DIRECTIONS: Say how many lines include the word "JSON". Reply with nothing but the number.

# # # # # # #

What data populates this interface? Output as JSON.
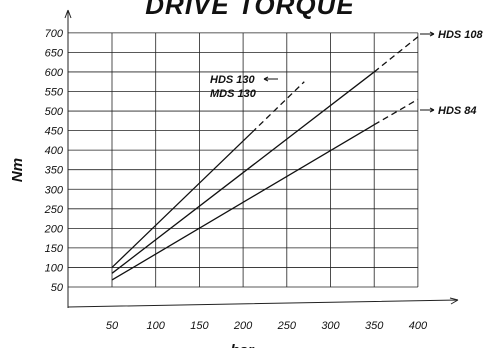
{
  "chart_data": {
    "type": "line",
    "title": "DRIVE TORQUE",
    "xlabel": "bar",
    "ylabel": "Nm",
    "xlim": [
      50,
      400
    ],
    "ylim": [
      50,
      700
    ],
    "x_ticks": [
      50,
      100,
      150,
      200,
      250,
      300,
      350,
      400
    ],
    "y_ticks": [
      50,
      100,
      150,
      200,
      250,
      300,
      350,
      400,
      450,
      500,
      550,
      600,
      650,
      700
    ],
    "grid": true,
    "series": [
      {
        "name": "HDS 130\nMDS 130",
        "points": [
          [
            50,
            100
          ],
          [
            210,
            445
          ],
          [
            270,
            575
          ]
        ],
        "solid_until": 210
      },
      {
        "name": "HDS 108",
        "points": [
          [
            50,
            85
          ],
          [
            350,
            600
          ],
          [
            400,
            690
          ]
        ],
        "solid_until": 350
      },
      {
        "name": "HDS 84",
        "points": [
          [
            50,
            68
          ],
          [
            350,
            465
          ],
          [
            400,
            530
          ]
        ],
        "solid_until": 350
      }
    ],
    "labels": {
      "hds130": "HDS 130",
      "mds130": "MDS 130",
      "hds108": "HDS 108",
      "hds84": "HDS 84"
    }
  }
}
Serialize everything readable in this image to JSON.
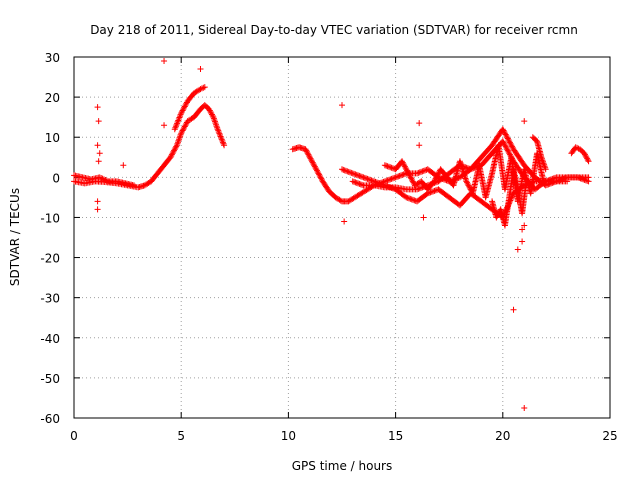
{
  "chart_data": {
    "type": "scatter",
    "title": "Day 218 of 2011, Sidereal Day-to-day VTEC variation (SDTVAR) for receiver rcmn",
    "xlabel": "GPS time / hours",
    "ylabel": "SDTVAR / TECUs",
    "xlim": [
      0,
      25
    ],
    "ylim": [
      -60,
      30
    ],
    "xticks": [
      0,
      5,
      10,
      15,
      20,
      25
    ],
    "yticks": [
      30,
      20,
      10,
      0,
      -10,
      -20,
      -30,
      -40,
      -50,
      -60
    ],
    "grid": true,
    "marker": "+",
    "colors": {
      "marker": "#ff0000",
      "grid": "#a0a0a0",
      "axis": "#000000"
    },
    "series": [
      {
        "name": "SDTVAR",
        "segments": [
          {
            "x": [
              0.0,
              0.5,
              1.0,
              1.5,
              2.0,
              2.5,
              3.0,
              3.3,
              3.6,
              3.9,
              4.2,
              4.5,
              4.8,
              5.0,
              5.3,
              5.6,
              5.9,
              6.1,
              6.3,
              6.5,
              6.7,
              7.0
            ],
            "y": [
              -1,
              -1.5,
              -1,
              -1.2,
              -1.5,
              -2.0,
              -2.5,
              -2.0,
              -1.0,
              1,
              3,
              5,
              8,
              11,
              14,
              15,
              17,
              18,
              17,
              15,
              12,
              8
            ]
          },
          {
            "x": [
              4.7,
              5.0,
              5.3,
              5.6,
              5.9,
              6.1
            ],
            "y": [
              12,
              16,
              19,
              21,
              22,
              22.5
            ]
          },
          {
            "x": [
              0.0,
              0.4,
              0.8,
              1.2,
              1.6,
              2.0,
              2.4,
              2.8
            ],
            "y": [
              0.5,
              0,
              -0.5,
              0,
              -1,
              -1,
              -1.5,
              -2
            ]
          },
          {
            "x": [
              10.2,
              10.5,
              10.8,
              11.0,
              11.3,
              11.6,
              11.9,
              12.2,
              12.5,
              12.8,
              13.1,
              13.4,
              13.7,
              14.0,
              14.5,
              15.0,
              15.5,
              16.0,
              16.5,
              17.0,
              17.5,
              18.0,
              18.5,
              19.0,
              19.5,
              20.0,
              20.5,
              21.0,
              21.5,
              22.0,
              22.5,
              23.0,
              23.5,
              24.0
            ],
            "y": [
              7,
              7.5,
              7,
              5,
              2,
              -1,
              -3.5,
              -5,
              -6,
              -6,
              -5,
              -4,
              -3,
              -2,
              -1,
              0,
              1,
              1,
              2,
              0,
              -1,
              0,
              2,
              3,
              6,
              9,
              4,
              0,
              -3,
              -1,
              0,
              0,
              0,
              0
            ]
          },
          {
            "x": [
              12.5,
              13.0,
              13.5,
              14.0,
              14.5,
              15.0,
              15.5,
              16.0,
              16.5,
              17.0,
              17.5,
              18.0,
              18.5,
              19.0,
              19.5,
              20.0,
              20.5,
              21.0,
              21.5,
              22.0,
              22.5,
              23.0,
              23.5,
              24.0
            ],
            "y": [
              2,
              1,
              0,
              -1,
              -2,
              -3,
              -5,
              -6,
              -4,
              -3,
              -5,
              -7,
              -4,
              -6,
              -8,
              -10,
              -4,
              -2,
              -1,
              -1,
              -1,
              0,
              0,
              -1
            ]
          },
          {
            "x": [
              13.0,
              13.5,
              14.0,
              14.5,
              15.0,
              15.5,
              16.0,
              16.5,
              17.0,
              17.5,
              18.0,
              18.5,
              19.0,
              19.5,
              20.0,
              20.5,
              21.0,
              21.5,
              22.0,
              22.5,
              23.0
            ],
            "y": [
              -1,
              -2,
              -2,
              -2.5,
              -2.5,
              -3,
              -3,
              -2,
              -1,
              1,
              3,
              2,
              5,
              8,
              12,
              7,
              3,
              0,
              -2,
              -1,
              -1
            ]
          },
          {
            "x": [
              14.5,
              15.0,
              15.3,
              15.6,
              15.9,
              16.2,
              16.5,
              16.8,
              17.1,
              17.4,
              17.7,
              18.0,
              18.3,
              18.6,
              18.9,
              19.2,
              19.5,
              19.8,
              20.1,
              20.4,
              20.7,
              21.0,
              21.3,
              21.6,
              21.9
            ],
            "y": [
              3,
              2,
              4,
              1,
              -2,
              -1,
              -3,
              -1,
              2,
              0,
              -2,
              4,
              -1,
              -4,
              3,
              -5,
              1,
              8,
              -3,
              5,
              -6,
              2,
              -4,
              6,
              -1
            ]
          },
          {
            "x": [
              19.5,
              19.7,
              19.9,
              20.1,
              20.3,
              20.5,
              20.7,
              20.9,
              21.1
            ],
            "y": [
              -6,
              -10,
              -8,
              -12,
              -5,
              2,
              -3,
              -9,
              -1
            ]
          },
          {
            "x": [
              21.4,
              21.6,
              21.8,
              22.0
            ],
            "y": [
              10,
              9,
              5,
              2
            ]
          },
          {
            "x": [
              23.2,
              23.4,
              23.6,
              23.8,
              24.0
            ],
            "y": [
              6,
              7.5,
              7,
              6,
              4
            ]
          }
        ],
        "outliers": {
          "x": [
            1.1,
            1.15,
            1.1,
            1.2,
            1.15,
            1.1,
            1.1,
            2.3,
            4.2,
            4.2,
            5.9,
            12.5,
            12.6,
            16.1,
            16.1,
            16.3,
            20.5,
            20.7,
            20.9,
            21.0,
            20.9,
            21.0,
            21.0
          ],
          "y": [
            17.5,
            14,
            8,
            6,
            4,
            -6,
            -8,
            3,
            29,
            13,
            27,
            18,
            -11,
            13.5,
            8,
            -10,
            -33,
            -18,
            -13,
            -12,
            -16,
            14,
            -57.5
          ]
        }
      }
    ]
  }
}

# # # # # # #

OUTPUT: 2